Dataset rows:
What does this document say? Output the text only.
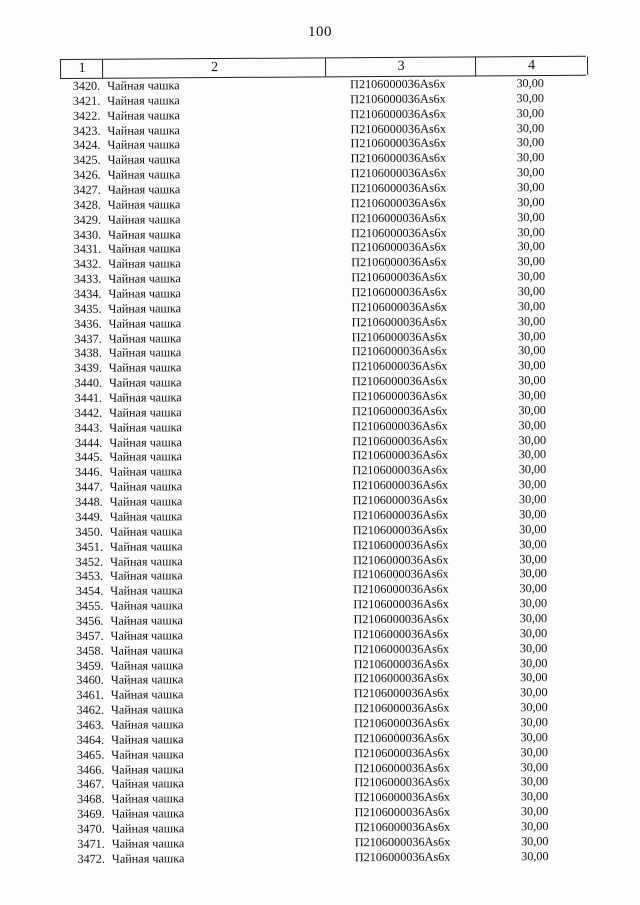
100
1	2	3	4
3420. Чайная чашка	П2106000036Аs6х	30,00
3421. Чайная чашка	П2106000036Аs6х	30,00
3422. Чайная чашка	П2106000036Аs6х	30,00
3423. Чайная чашка	П2106000036Аs6х	30,00
3424. Чайная чашка	П2106000036Аs6х	30,00
3425. Чайная чашка	П2106000036Аs6х	30,00
3426. Чайная чашка	П2106000036Аs6х	30,00
3427. Чайная чашка	П2106000036Аs6х	30,00
3428. Чайная чашка	П2106000036Аs6х	30,00
3429. Чайная чашка	П2106000036Аs6х	30,00
3430. Чайная чашка	П2106000036Аs6х	30,00
3431. Чайная чашка	П2106000036Аs6х	30,00
3432. Чайная чашка	П2106000036Аs6х	30,00
3433. Чайная чашка	П2106000036Аs6х	30,00
3434. Чайная чашка	П2106000036Аs6х	30,00
3435. Чайная чашка	П2106000036Аs6х	30,00
3436. Чайная чашка	П2106000036Аs6х	30,00
3437. Чайная чашка	П2106000036Аs6х	30,00
3438. Чайная чашка	П2106000036Аs6х	30,00
3439. Чайная чашка	П2106000036Аs6х	30,00
3440. Чайная чашка	П2106000036Аs6х	30,00
3441. Чайная чашка	П2106000036Аs6х	30,00
3442. Чайная чашка	П2106000036Аs6х	30,00
3443. Чайная чашка	П2106000036Аs6х	30,00
3444. Чайная чашка	П2106000036Аs6х	30,00
3445. Чайная чашка	П2106000036Аs6х	30,00
3446. Чайная чашка	П2106000036Аs6х	30,00
3447. Чайная чашка	П2106000036Аs6х	30,00
3448. Чайная чашка	П2106000036Аs6х	30,00
3449. Чайная чашка	П2106000036Аs6х	30,00
3450. Чайная чашка	П2106000036Аs6х	30,00
3451. Чайная чашка	П2106000036Аs6х	30,00
3452. Чайная чашка	П2106000036Аs6х	30,00
3453. Чайная чашка	П2106000036Аs6х	30,00
3454. Чайная чашка	П2106000036Аs6х	30,00
3455. Чайная чашка	П2106000036Аs6х	30,00
3456. Чайная чашка	П2106000036Аs6х	30,00
3457. Чайная чашка	П2106000036Аs6х	30,00
3458. Чайная чашка	П2106000036Аs6х	30,00
3459. Чайная чашка	П2106000036Аs6х	30,00
3460. Чайная чашка	П2106000036Аs6х	30,00
3461. Чайная чашка	П2106000036Аs6х	30,00
3462. Чайная чашка	П2106000036Аs6х	30,00
3463. Чайная чашка	П2106000036Аs6х	30,00
3464. Чайная чашка	П2106000036Аs6х	30,00
3465. Чайная чашка	П2106000036Аs6х	30,00
3466. Чайная чашка	П2106000036Аs6х	30,00
3467. Чайная чашка	П2106000036Аs6х	30,00
3468. Чайная чашка	П2106000036Аs6х	30,00
3469. Чайная чашка	П2106000036Аs6х	30,00
3470. Чайная чашка	П2106000036Аs6х	30,00
3471. Чайная чашка	П2106000036Аs6х	30,00
3472. Чайная чашка	П2106000036Аs6х	30,00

→ **What you are asked to do**
Repeat verbatim all the material, but not the pictures.

→ **Solution**
What does this document say? Output the text only.
100
1	2	3	4
3420. Чайная чашка	П2106000036Аs6х	30,00
3421. Чайная чашка	П2106000036Аs6х	30,00
3422. Чайная чашка	П2106000036Аs6х	30,00
3423. Чайная чашка	П2106000036Аs6х	30,00
3424. Чайная чашка	П2106000036Аs6х	30,00
3425. Чайная чашка	П2106000036Аs6х	30,00
3426. Чайная чашка	П2106000036Аs6х	30,00
3427. Чайная чашка	П2106000036Аs6х	30,00
3428. Чайная чашка	П2106000036Аs6х	30,00
3429. Чайная чашка	П2106000036Аs6х	30,00
3430. Чайная чашка	П2106000036Аs6х	30,00
3431. Чайная чашка	П2106000036Аs6х	30,00
3432. Чайная чашка	П2106000036Аs6х	30,00
3433. Чайная чашка	П2106000036Аs6х	30,00
3434. Чайная чашка	П2106000036Аs6х	30,00
3435. Чайная чашка	П2106000036Аs6х	30,00
3436. Чайная чашка	П2106000036Аs6х	30,00
3437. Чайная чашка	П2106000036Аs6х	30,00
3438. Чайная чашка	П2106000036Аs6х	30,00
3439. Чайная чашка	П2106000036Аs6х	30,00
3440. Чайная чашка	П2106000036Аs6х	30,00
3441. Чайная чашка	П2106000036Аs6х	30,00
3442. Чайная чашка	П2106000036Аs6х	30,00
3443. Чайная чашка	П2106000036Аs6х	30,00
3444. Чайная чашка	П2106000036Аs6х	30,00
3445. Чайная чашка	П2106000036Аs6х	30,00
3446. Чайная чашка	П2106000036Аs6х	30,00
3447. Чайная чашка	П2106000036Аs6х	30,00
3448. Чайная чашка	П2106000036Аs6х	30,00
3449. Чайная чашка	П2106000036Аs6х	30,00
3450. Чайная чашка	П2106000036Аs6х	30,00
3451. Чайная чашка	П2106000036Аs6х	30,00
3452. Чайная чашка	П2106000036Аs6х	30,00
3453. Чайная чашка	П2106000036Аs6х	30,00
3454. Чайная чашка	П2106000036Аs6х	30,00
3455. Чайная чашка	П2106000036Аs6х	30,00
3456. Чайная чашка	П2106000036Аs6х	30,00
3457. Чайная чашка	П2106000036Аs6х	30,00
3458. Чайная чашка	П2106000036Аs6х	30,00
3459. Чайная чашка	П2106000036Аs6х	30,00
3460. Чайная чашка	П2106000036Аs6х	30,00
3461. Чайная чашка	П2106000036Аs6х	30,00
3462. Чайная чашка	П2106000036Аs6х	30,00
3463. Чайная чашка	П2106000036Аs6х	30,00
3464. Чайная чашка	П2106000036Аs6х	30,00
3465. Чайная чашка	П2106000036Аs6х	30,00
3466. Чайная чашка	П2106000036Аs6х	30,00
3467. Чайная чашка	П2106000036Аs6х	30,00
3468. Чайная чашка	П2106000036Аs6х	30,00
3469. Чайная чашка	П2106000036Аs6х	30,00
3470. Чайная чашка	П2106000036Аs6х	30,00
3471. Чайная чашка	П2106000036Аs6х	30,00
3472. Чайная чашка	П2106000036Аs6х	30,00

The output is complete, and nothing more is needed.